=== Set exercise ===
Copy out the items below exactly as they stand, starting with the first line and ending with the line that contains "886, 1316, 902]", including both of those lines. Give only those lines.

=== Input for this task ===
+---+
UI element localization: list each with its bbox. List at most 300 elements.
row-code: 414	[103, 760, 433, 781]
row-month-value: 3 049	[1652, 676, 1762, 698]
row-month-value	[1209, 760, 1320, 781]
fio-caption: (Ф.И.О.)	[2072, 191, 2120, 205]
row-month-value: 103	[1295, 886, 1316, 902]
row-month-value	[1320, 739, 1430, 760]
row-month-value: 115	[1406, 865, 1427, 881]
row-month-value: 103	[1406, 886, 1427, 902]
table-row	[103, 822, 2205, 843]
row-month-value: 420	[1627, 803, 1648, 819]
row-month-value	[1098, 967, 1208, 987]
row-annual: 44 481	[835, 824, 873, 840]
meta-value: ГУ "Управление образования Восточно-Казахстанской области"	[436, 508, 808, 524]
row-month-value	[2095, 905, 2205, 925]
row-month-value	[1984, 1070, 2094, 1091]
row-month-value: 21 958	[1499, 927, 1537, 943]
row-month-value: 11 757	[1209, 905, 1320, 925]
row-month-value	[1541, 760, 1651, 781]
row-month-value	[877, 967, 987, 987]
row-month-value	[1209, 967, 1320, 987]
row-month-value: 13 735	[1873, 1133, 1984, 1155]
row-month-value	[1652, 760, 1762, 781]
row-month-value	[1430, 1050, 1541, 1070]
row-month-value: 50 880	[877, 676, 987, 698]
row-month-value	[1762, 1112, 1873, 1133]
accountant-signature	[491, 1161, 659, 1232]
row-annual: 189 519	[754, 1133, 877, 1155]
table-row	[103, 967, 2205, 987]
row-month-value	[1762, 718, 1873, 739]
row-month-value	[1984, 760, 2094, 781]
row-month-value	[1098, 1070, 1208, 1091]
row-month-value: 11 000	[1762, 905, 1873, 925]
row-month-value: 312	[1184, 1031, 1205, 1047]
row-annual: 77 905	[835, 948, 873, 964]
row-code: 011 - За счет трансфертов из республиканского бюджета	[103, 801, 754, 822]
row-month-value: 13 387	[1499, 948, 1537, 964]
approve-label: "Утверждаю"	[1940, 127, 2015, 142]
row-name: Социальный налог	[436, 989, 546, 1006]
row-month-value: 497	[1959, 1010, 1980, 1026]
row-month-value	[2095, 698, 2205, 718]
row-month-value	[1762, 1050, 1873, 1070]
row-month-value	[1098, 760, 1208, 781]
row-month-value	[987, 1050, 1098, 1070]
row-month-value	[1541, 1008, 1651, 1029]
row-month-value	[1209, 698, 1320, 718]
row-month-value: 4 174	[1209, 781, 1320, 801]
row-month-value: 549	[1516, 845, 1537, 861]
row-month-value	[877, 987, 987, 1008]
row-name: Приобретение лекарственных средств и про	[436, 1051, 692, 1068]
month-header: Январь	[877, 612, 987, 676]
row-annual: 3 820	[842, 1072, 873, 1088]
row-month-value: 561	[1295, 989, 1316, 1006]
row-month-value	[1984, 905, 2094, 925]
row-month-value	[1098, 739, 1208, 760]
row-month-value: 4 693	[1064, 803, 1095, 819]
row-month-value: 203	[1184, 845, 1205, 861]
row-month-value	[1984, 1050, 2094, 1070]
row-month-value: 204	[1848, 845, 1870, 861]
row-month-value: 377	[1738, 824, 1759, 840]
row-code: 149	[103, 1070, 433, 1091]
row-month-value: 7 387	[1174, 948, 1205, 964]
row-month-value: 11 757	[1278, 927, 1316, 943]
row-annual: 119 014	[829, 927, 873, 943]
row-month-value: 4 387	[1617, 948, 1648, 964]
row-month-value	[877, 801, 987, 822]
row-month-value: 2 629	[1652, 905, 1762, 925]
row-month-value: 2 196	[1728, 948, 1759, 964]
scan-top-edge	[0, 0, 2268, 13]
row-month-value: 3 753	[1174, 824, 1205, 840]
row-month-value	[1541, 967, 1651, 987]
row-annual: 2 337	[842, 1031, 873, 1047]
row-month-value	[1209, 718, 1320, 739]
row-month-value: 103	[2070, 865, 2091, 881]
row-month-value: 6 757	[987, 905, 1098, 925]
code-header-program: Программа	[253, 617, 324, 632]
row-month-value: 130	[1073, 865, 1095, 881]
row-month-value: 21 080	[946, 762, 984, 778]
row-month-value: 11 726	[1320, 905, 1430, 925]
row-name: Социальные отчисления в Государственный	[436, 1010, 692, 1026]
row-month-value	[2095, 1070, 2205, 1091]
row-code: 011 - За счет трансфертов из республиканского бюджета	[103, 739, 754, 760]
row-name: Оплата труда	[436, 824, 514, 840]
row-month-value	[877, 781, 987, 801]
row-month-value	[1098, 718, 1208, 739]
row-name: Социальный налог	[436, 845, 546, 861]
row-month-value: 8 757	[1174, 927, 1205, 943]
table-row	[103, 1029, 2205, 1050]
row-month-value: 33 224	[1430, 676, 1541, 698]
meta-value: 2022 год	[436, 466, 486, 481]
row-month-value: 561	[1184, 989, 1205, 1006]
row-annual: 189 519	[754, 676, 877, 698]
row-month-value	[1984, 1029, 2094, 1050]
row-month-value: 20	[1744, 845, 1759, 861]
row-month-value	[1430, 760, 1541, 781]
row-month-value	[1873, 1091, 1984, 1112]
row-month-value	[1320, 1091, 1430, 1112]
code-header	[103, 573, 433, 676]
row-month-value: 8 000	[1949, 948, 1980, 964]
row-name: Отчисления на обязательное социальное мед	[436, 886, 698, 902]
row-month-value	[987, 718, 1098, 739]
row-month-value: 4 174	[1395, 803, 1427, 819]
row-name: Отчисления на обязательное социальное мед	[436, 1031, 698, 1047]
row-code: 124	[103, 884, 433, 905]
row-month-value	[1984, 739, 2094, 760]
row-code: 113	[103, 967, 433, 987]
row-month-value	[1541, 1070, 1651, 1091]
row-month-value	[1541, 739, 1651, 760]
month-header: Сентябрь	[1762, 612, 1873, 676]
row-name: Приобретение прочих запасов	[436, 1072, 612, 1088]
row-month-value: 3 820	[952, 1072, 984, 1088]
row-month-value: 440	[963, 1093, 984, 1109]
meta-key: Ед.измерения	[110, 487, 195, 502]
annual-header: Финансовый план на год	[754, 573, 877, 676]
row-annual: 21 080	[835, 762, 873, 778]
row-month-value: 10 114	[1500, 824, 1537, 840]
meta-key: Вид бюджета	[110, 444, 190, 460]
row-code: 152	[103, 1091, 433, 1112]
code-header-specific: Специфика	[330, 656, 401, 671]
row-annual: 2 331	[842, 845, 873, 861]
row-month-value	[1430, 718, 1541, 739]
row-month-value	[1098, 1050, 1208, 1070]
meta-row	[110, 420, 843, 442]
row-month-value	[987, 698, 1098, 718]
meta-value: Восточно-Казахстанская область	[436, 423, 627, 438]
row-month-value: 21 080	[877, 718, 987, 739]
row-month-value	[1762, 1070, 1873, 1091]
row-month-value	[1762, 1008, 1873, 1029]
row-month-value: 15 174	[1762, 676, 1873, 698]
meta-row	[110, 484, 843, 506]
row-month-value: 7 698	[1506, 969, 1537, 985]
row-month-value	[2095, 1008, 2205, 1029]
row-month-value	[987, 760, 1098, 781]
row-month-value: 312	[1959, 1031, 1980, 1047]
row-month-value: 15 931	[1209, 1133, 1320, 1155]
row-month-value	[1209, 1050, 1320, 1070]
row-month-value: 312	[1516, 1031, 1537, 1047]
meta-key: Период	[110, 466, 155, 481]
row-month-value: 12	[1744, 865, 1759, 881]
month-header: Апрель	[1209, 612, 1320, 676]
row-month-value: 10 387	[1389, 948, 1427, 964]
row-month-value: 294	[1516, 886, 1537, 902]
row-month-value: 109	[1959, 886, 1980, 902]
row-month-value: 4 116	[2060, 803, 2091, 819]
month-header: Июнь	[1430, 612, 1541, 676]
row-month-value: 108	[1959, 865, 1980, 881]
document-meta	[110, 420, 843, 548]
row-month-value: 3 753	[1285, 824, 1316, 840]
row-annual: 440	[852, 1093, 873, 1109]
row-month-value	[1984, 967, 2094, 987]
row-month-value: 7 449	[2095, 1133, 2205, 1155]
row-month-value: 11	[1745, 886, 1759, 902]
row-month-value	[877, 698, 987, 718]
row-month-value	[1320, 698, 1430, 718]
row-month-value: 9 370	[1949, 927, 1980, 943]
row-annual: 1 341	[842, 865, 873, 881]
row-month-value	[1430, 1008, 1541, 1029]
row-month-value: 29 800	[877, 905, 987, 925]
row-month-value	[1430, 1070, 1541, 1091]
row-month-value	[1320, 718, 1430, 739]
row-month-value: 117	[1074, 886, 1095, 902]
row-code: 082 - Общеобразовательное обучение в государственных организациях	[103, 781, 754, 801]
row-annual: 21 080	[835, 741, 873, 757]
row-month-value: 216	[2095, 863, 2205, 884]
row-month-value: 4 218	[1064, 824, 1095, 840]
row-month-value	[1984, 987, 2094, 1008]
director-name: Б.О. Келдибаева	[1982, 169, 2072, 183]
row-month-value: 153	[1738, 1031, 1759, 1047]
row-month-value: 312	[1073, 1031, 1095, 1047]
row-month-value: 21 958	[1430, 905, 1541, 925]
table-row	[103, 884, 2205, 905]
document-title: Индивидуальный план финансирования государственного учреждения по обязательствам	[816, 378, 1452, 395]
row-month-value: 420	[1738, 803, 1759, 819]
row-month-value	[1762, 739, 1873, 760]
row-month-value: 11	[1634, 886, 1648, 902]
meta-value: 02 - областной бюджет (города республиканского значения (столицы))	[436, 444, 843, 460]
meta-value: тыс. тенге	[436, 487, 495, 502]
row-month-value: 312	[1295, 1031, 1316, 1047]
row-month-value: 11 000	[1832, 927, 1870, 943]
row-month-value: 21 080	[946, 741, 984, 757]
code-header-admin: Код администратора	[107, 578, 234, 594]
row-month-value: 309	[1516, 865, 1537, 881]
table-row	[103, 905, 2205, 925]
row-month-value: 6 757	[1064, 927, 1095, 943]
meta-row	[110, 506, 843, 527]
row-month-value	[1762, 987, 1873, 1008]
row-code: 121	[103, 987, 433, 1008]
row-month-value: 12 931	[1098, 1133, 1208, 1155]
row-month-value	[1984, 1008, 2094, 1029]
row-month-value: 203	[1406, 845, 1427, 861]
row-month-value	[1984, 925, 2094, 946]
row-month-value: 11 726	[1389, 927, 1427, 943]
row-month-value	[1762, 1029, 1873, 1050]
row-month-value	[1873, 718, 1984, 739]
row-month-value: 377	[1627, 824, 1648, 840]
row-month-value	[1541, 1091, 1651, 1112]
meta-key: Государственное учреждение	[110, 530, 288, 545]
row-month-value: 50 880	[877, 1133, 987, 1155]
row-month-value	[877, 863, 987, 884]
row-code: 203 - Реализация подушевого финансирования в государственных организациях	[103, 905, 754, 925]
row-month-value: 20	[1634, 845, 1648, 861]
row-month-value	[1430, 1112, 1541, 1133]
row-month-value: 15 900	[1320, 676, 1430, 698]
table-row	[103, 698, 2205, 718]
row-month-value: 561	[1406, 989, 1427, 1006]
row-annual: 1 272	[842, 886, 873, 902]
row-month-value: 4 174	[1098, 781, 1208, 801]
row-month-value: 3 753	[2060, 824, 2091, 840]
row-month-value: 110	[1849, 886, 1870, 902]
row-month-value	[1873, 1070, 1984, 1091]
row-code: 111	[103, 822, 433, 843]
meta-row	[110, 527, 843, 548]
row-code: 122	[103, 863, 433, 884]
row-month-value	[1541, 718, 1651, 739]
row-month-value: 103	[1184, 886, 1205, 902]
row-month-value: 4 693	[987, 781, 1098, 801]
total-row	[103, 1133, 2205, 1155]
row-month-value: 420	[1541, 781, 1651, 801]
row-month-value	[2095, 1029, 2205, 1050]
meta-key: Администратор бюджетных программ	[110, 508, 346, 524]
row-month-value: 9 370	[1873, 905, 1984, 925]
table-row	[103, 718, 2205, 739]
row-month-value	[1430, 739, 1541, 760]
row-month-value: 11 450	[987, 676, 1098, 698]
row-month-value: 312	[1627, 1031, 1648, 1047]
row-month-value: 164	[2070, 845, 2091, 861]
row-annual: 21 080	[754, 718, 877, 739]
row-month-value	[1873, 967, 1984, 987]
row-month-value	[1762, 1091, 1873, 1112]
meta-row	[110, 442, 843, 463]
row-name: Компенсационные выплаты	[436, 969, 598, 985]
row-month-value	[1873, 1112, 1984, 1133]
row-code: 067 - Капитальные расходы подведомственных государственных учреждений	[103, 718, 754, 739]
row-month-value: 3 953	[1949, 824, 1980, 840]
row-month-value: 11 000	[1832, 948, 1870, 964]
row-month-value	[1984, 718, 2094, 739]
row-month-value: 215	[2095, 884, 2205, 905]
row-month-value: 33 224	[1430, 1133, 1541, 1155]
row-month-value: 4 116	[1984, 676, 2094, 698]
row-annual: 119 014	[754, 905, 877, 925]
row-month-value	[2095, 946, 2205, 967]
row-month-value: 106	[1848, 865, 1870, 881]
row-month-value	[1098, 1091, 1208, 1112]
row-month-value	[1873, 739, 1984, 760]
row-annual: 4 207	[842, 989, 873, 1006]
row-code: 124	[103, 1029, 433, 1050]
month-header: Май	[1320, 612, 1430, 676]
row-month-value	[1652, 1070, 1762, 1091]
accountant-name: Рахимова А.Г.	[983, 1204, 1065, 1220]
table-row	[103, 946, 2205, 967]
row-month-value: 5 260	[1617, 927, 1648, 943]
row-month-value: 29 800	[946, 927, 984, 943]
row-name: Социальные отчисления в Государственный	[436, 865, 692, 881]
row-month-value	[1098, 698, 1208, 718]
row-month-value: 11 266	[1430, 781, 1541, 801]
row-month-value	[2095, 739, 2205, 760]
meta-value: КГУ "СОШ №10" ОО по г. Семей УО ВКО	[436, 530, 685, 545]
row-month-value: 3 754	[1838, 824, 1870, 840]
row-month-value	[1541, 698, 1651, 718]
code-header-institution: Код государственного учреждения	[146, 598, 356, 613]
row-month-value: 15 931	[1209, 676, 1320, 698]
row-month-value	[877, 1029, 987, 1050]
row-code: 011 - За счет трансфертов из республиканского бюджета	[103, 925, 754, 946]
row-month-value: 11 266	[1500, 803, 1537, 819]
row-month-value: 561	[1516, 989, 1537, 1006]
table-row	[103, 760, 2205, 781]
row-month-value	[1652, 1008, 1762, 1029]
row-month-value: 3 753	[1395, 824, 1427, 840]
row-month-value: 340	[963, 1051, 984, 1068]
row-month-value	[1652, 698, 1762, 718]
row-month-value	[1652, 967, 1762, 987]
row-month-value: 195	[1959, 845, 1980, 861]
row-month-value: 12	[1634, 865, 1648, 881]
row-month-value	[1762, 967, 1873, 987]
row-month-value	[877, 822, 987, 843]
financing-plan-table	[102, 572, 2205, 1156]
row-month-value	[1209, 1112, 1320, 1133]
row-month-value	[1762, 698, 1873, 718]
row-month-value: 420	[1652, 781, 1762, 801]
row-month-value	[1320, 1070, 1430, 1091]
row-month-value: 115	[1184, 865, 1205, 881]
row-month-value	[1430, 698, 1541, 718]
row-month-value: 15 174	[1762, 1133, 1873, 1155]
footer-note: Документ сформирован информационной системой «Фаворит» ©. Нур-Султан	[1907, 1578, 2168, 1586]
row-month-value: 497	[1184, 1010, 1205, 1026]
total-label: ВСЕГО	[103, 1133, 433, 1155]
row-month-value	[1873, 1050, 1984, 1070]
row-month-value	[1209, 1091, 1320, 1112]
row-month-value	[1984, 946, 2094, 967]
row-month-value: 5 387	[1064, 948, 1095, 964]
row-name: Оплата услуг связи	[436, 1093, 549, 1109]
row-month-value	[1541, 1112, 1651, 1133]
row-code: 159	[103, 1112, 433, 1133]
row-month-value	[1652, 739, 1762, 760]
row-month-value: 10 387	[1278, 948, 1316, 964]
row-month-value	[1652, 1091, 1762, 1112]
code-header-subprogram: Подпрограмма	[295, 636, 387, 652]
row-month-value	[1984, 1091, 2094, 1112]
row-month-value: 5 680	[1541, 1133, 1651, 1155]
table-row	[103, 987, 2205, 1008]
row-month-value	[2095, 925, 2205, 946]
+---+
=== Exercise result ===
UI element localization: list each with its bbox. List at most 300 elements.
row-code: 414	[103, 760, 433, 781]
row-month-value: 3 049	[1652, 676, 1762, 698]
row-month-value	[1209, 760, 1320, 781]
fio-caption: (Ф.И.О.)	[2072, 191, 2120, 205]
row-month-value: 103	[1295, 886, 1316, 902]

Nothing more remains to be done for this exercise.